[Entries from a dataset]

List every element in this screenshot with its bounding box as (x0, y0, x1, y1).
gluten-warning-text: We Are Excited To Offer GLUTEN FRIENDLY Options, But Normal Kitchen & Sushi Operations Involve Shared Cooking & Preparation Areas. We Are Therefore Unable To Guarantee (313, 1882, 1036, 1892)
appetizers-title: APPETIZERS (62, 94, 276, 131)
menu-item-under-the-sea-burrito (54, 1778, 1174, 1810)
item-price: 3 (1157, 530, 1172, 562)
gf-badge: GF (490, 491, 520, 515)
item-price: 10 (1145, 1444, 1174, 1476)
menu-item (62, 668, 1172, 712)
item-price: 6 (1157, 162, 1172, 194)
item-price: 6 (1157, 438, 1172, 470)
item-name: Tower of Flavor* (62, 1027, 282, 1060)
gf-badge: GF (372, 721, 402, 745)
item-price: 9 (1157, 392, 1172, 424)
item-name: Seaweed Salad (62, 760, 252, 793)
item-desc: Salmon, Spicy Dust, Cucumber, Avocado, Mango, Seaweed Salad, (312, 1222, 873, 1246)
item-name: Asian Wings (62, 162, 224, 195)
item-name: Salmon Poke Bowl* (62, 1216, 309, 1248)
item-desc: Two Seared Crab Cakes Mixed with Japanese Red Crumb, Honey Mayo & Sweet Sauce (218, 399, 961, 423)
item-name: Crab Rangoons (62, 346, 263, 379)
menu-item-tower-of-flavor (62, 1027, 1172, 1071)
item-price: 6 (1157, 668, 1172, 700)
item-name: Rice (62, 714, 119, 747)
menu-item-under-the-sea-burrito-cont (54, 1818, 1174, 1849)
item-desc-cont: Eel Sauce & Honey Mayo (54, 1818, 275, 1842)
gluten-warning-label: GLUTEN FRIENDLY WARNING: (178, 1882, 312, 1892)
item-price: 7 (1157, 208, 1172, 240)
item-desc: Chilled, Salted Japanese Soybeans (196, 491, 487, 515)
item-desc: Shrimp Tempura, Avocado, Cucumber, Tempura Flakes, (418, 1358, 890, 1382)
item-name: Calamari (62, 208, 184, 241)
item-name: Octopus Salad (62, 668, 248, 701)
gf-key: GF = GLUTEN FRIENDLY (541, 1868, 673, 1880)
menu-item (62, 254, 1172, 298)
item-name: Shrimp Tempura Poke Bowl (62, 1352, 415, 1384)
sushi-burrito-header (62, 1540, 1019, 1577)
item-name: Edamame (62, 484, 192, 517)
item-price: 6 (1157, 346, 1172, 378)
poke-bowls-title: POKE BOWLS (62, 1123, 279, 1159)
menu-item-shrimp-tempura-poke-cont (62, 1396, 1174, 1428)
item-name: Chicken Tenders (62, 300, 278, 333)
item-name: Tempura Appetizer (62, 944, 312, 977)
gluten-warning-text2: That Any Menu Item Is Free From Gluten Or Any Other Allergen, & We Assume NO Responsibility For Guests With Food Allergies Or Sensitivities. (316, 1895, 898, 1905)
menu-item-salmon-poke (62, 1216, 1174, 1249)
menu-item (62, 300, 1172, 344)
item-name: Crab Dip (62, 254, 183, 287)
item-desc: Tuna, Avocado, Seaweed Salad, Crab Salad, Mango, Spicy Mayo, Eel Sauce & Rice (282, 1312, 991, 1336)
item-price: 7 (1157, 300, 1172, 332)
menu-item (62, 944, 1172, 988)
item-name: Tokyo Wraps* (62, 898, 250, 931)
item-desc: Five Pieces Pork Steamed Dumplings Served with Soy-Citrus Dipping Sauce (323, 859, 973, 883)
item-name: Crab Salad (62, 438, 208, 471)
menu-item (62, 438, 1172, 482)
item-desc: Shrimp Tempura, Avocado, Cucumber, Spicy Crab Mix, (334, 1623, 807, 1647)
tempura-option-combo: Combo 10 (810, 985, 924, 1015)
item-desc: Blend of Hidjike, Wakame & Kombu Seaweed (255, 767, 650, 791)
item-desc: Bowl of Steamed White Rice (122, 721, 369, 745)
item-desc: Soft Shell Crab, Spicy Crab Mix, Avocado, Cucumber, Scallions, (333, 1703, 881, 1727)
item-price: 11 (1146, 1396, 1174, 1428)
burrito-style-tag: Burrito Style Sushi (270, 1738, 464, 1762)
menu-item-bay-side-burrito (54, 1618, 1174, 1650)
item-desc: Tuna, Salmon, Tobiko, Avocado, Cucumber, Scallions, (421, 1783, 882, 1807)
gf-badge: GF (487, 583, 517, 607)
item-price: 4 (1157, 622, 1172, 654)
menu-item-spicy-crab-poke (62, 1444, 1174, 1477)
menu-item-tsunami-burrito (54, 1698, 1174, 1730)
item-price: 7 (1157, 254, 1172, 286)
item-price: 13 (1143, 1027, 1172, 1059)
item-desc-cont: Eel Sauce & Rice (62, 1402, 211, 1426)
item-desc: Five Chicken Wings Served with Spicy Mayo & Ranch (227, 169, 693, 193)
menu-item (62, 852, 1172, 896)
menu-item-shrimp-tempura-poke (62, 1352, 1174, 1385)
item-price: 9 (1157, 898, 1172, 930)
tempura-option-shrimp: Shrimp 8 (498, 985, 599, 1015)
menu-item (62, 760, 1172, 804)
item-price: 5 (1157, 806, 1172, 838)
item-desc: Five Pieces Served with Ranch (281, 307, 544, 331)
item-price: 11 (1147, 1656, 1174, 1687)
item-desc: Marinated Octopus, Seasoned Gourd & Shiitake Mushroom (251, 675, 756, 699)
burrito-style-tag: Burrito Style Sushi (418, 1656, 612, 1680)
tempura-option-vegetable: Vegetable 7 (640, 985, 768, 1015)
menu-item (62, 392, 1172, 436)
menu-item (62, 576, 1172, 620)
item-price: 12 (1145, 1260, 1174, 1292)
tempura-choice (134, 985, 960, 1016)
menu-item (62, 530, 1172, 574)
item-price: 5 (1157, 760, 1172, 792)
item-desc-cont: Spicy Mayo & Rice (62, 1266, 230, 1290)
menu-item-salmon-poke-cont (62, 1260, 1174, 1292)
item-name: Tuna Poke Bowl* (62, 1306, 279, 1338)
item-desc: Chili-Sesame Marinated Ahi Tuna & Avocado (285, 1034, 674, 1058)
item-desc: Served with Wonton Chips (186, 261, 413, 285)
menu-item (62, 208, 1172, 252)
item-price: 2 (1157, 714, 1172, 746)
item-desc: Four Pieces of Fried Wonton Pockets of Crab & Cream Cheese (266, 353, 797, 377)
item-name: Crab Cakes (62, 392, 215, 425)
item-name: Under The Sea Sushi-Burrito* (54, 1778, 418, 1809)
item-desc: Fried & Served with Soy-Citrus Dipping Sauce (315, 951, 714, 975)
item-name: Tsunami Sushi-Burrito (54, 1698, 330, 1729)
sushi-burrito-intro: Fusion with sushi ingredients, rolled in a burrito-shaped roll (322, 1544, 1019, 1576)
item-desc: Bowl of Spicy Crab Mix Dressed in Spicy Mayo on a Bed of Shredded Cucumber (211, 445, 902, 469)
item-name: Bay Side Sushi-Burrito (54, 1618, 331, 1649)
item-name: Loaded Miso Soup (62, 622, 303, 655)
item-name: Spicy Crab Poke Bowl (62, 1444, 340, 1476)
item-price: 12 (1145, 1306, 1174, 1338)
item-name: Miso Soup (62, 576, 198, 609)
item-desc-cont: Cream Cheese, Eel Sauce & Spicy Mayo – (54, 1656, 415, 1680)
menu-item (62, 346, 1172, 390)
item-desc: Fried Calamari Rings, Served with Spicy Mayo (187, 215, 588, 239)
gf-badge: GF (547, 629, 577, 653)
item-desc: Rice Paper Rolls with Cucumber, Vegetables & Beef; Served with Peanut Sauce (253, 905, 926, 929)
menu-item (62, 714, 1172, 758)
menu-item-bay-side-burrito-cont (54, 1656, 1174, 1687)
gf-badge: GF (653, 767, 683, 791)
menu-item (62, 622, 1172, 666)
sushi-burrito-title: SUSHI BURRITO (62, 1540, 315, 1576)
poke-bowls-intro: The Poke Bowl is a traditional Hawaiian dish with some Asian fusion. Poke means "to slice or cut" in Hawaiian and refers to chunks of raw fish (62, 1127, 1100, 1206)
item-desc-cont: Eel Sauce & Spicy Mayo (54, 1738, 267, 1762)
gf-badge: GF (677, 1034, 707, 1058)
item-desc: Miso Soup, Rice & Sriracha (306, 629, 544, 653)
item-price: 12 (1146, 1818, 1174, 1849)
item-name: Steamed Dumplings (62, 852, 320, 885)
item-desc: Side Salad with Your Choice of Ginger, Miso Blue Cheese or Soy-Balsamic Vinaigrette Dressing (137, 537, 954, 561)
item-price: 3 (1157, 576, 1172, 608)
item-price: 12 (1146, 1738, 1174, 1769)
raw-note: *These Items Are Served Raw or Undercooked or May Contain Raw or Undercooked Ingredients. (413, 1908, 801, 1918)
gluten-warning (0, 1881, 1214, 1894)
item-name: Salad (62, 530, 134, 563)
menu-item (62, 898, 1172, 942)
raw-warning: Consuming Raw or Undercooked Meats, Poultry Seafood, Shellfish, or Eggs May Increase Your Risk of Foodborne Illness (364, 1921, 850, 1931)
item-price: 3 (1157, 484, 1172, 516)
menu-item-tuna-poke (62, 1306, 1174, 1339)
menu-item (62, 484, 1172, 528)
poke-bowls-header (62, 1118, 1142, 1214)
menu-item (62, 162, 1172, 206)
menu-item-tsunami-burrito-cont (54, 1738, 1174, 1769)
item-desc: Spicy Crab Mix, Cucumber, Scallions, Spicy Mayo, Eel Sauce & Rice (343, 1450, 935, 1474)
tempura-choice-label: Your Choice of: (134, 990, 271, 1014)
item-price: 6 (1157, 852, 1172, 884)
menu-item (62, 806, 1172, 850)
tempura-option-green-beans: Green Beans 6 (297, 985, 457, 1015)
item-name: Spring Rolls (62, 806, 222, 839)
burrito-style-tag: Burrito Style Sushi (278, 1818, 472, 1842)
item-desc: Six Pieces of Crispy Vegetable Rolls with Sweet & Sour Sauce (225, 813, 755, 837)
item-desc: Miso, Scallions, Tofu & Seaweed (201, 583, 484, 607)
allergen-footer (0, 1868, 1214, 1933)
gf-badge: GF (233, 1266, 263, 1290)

Instructions for the task —
Copy out word for word the entries from the very beginning through the line that contains "gluten-warning-text: We Are", including both ends.

Result —
List every element in this screenshot with its bounding box as (x0, y0, x1, y1).
gluten-warning-text: We Are Excited To Offer GLUTEN FRIENDLY Options, But Normal Kitchen & Sushi Operations Involve Shared Cooking & Preparation Areas. We Are Therefore Unable To Guarantee (313, 1882, 1036, 1892)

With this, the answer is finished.